» **Exercise requirements**:
Gather all lines in the entries below that include the word "name".
________________________________________
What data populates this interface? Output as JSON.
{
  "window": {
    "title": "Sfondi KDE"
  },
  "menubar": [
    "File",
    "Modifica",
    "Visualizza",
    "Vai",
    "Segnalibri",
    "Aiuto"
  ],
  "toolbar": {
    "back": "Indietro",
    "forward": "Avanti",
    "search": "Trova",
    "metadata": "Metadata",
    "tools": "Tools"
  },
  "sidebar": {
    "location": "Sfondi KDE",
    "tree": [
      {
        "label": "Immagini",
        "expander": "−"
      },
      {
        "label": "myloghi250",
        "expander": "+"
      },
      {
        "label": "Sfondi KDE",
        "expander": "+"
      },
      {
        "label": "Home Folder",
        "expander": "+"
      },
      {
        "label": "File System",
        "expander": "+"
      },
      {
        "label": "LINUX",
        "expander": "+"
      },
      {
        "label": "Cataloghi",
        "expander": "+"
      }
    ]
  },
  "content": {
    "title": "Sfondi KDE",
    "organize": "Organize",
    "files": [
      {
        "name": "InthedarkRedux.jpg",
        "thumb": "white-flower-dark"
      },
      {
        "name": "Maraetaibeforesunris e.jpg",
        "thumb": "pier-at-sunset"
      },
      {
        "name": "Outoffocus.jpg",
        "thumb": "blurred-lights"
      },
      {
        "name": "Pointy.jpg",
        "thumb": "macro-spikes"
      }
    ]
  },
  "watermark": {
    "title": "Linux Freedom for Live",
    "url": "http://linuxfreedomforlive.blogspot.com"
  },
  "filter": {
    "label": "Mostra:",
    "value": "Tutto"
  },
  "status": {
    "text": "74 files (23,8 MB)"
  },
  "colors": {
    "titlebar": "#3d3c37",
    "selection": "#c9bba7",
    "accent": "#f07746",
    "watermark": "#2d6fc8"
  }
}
________________________________________
» **Problem solution**:
        "name": "InthedarkRedux.jpg",
        "name": "Maraetaibeforesunris e.jpg",
        "name": "Outoffocus.jpg",
        "name": "Pointy.jpg",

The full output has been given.